Find the word "this" in the data. Return every line where it appears.

→ **Material supplied**:
* * * *

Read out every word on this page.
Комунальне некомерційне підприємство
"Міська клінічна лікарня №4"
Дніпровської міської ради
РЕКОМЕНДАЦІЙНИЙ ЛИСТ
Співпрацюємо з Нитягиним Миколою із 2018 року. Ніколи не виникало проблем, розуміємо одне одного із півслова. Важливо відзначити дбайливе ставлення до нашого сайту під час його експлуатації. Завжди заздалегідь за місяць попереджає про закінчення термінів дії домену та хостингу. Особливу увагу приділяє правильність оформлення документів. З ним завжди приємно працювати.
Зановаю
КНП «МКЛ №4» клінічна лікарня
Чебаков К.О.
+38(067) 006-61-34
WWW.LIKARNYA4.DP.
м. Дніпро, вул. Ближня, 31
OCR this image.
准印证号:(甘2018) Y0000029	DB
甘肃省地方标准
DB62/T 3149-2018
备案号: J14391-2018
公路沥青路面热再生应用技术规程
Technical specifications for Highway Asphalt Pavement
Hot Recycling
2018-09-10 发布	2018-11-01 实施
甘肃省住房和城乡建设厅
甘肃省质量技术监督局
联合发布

* * * *

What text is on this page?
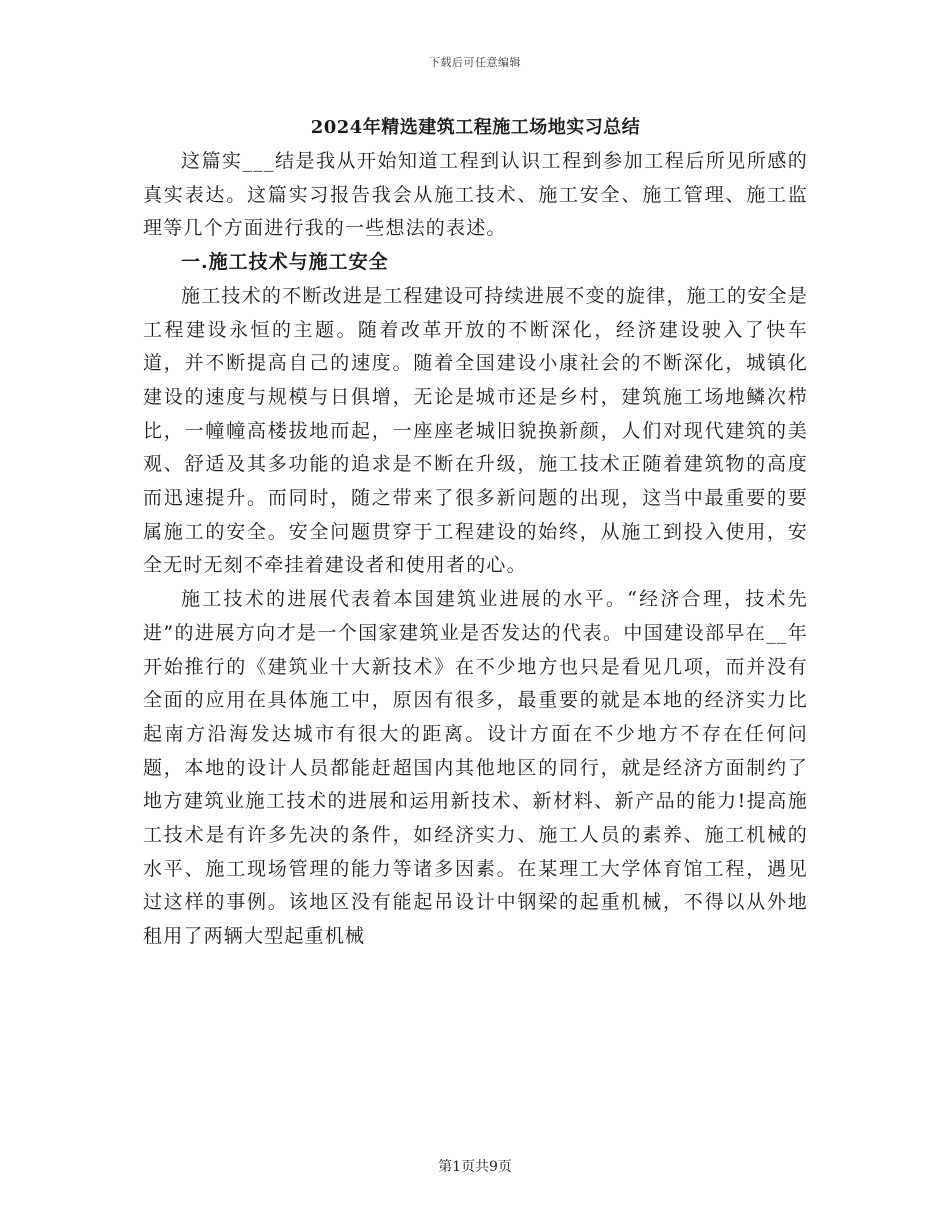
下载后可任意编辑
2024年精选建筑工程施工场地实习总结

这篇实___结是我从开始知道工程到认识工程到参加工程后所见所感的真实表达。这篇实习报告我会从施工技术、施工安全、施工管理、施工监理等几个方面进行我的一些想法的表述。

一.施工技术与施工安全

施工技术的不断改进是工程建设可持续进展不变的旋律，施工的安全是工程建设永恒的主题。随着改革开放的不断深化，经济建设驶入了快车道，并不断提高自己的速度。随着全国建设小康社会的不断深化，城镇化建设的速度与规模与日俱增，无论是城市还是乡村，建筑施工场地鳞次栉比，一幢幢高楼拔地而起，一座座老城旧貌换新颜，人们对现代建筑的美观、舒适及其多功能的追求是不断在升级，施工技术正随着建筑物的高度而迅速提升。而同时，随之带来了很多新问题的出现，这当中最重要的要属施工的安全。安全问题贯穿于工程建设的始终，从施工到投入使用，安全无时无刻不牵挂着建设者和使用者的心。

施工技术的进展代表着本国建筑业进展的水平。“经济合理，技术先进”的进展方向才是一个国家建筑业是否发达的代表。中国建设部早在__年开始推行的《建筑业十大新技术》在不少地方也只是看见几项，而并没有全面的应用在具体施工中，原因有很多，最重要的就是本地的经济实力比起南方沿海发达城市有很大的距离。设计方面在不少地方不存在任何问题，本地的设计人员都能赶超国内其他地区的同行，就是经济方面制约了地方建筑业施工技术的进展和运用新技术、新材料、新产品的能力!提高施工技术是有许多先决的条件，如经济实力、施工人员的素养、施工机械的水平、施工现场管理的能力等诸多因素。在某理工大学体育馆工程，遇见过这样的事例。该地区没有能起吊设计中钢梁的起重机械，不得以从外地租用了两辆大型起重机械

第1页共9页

* * * *

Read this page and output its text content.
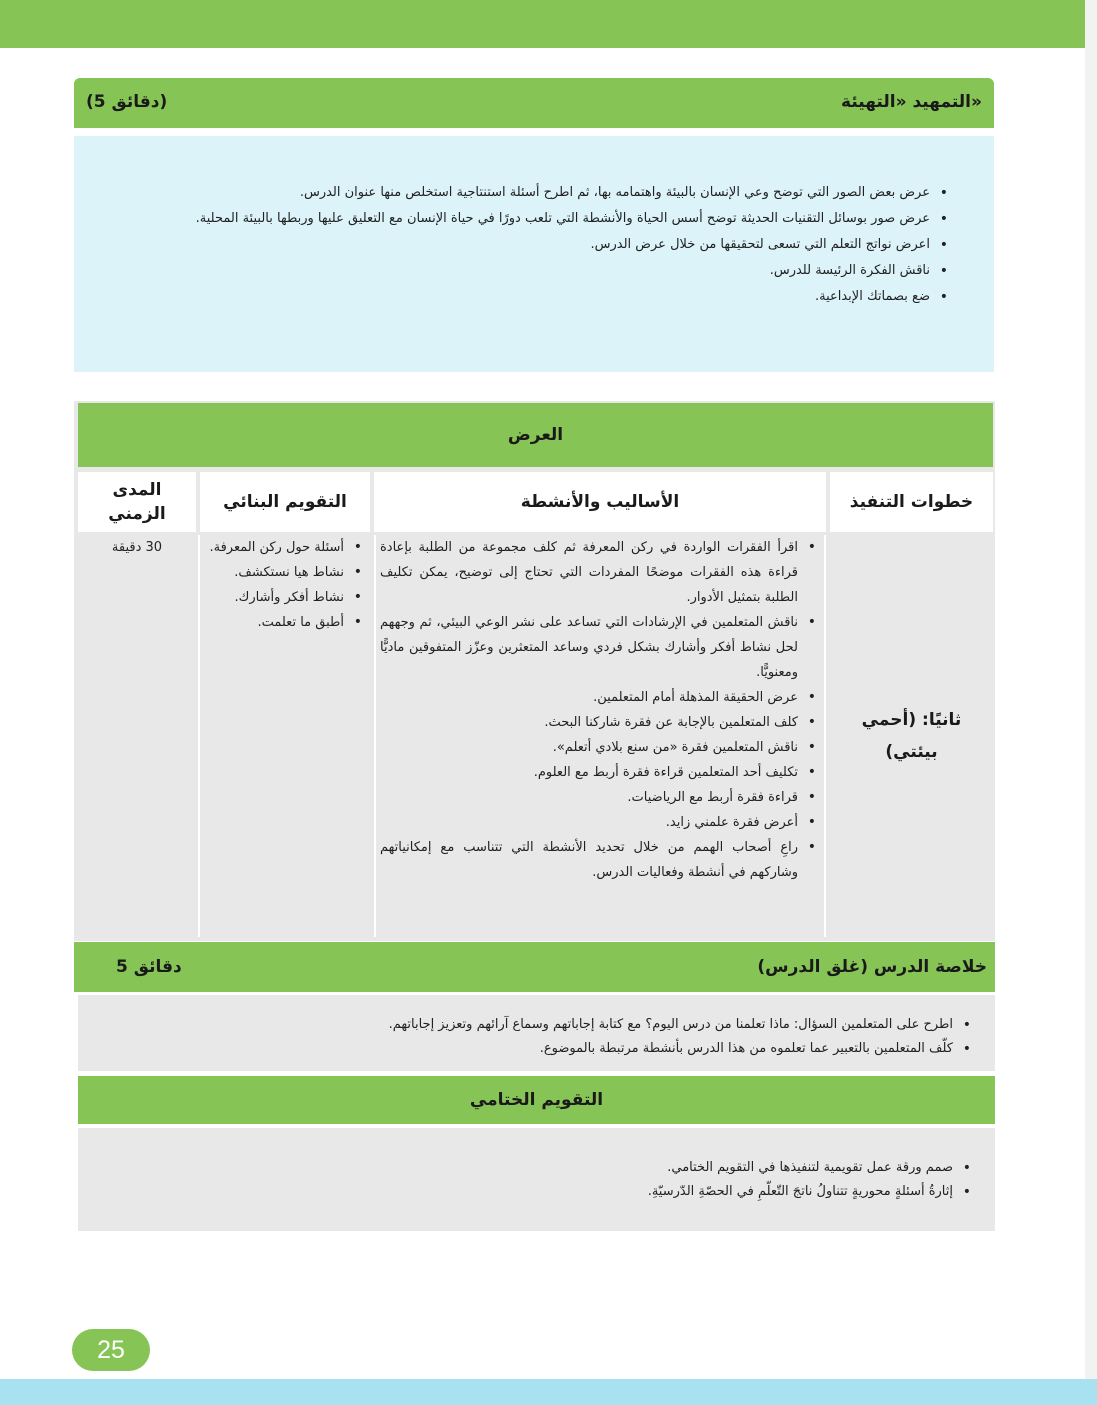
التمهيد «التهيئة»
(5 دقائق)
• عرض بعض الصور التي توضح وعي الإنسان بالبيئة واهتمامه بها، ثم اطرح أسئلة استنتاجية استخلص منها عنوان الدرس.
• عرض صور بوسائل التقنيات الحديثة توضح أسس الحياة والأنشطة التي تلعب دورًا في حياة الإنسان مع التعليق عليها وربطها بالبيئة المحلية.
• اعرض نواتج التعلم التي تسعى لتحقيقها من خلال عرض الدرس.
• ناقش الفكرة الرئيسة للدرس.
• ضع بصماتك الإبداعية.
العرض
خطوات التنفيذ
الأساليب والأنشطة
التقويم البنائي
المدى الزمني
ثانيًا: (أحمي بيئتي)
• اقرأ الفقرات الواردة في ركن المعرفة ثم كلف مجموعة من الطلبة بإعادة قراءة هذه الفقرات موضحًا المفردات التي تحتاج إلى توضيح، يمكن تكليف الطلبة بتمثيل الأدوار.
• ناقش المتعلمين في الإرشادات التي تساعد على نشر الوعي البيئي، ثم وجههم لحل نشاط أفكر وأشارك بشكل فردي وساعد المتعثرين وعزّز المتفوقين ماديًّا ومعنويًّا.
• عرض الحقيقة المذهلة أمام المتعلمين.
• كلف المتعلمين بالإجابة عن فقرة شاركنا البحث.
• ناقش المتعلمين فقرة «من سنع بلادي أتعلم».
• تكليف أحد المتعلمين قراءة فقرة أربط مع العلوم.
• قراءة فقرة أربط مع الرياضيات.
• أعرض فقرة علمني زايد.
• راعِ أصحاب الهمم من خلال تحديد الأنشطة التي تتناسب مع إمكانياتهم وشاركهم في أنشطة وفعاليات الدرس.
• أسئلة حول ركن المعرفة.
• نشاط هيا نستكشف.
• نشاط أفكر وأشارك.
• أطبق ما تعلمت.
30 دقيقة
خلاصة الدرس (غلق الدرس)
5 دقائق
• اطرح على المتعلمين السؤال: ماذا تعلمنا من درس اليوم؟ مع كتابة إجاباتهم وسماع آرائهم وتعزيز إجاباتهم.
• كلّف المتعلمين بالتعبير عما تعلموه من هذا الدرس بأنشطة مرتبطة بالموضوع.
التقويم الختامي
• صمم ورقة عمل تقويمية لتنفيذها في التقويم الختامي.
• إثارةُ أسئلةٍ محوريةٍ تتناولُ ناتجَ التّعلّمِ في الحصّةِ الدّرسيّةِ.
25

* * * *

→ **Problem solution**:
Read out every word on this page.
OCR this image.
What text is on this page?
Read this page and output its text content.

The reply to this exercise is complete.